Leave out the pictures and repeat the rest of the material exactly.
===== GIVEN DATA =====
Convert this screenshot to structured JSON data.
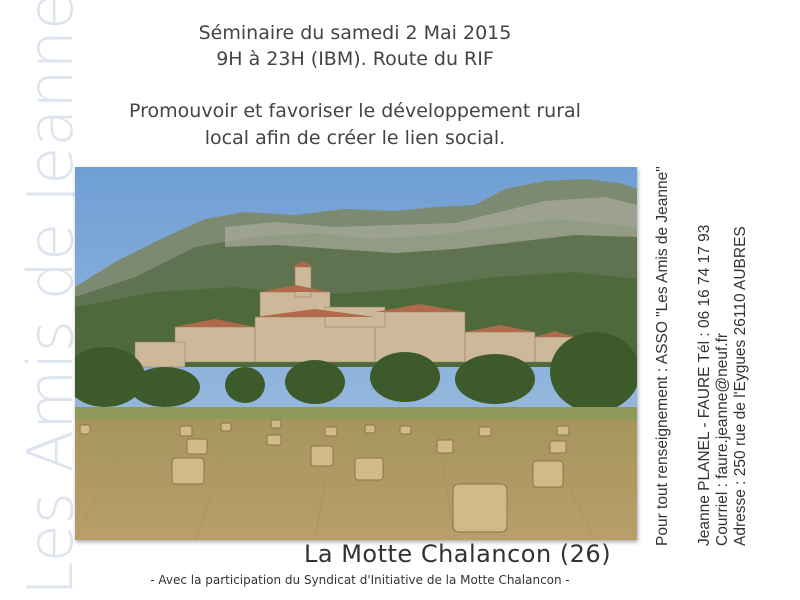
{
  "side_title": "Les Amis de Jeanne",
  "header": {
    "line1": "Séminaire du samedi 2 Mai 2015",
    "line2": "9H à 23H (IBM). Route du RIF",
    "line3": "Promouvoir et favoriser le développement rural",
    "line4": "local afin de créer le lien social."
  },
  "place": "La Motte Chalancon (26)",
  "participation": "- Avec la participation du Syndicat d'Initiative de la Motte Chalancon -",
  "contact": {
    "info": "Pour tout renseignement :   ASSO \"Les Amis de Jeanne\"",
    "person": "Jeanne  PLANEL - FAURE    Tél : 06 16 74 17 93",
    "email": "Courriel :  faure.jeanne@neuf.fr",
    "address": "Adresse : 250 rue de l'Eygues 26110 AUBRES"
  },
  "colors": {
    "side_title": "#dde4ef",
    "text": "#444444",
    "sky": "#7fa8d6",
    "field": "#b8a064"
  }
}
=====
> **OUTPUT FOR THIS TASK**:
Convert this screenshot to structured JSON data.
{
  "side_title": "Les Amis de Jeanne",
  "header": {
    "line1": "Séminaire du samedi 2 Mai 2015",
    "line2": "9H à 23H (IBM). Route du RIF",
    "line3": "Promouvoir et favoriser le développement rural",
    "line4": "local afin de créer le lien social."
  },
  "place": "La Motte Chalancon (26)",
  "participation": "- Avec la participation du Syndicat d'Initiative de la Motte Chalancon -",
  "contact": {
    "info": "Pour tout renseignement :   ASSO \"Les Amis de Jeanne\"",
    "person": "Jeanne  PLANEL - FAURE    Tél : 06 16 74 17 93",
    "email": "Courriel :  faure.jeanne@neuf.fr",
    "address": "Adresse : 250 rue de l'Eygues 26110 AUBRES"
  },
  "colors": {
    "side_title": "#dde4ef",
    "text": "#444444",
    "sky": "#7fa8d6",
    "field": "#b8a064"
  }
}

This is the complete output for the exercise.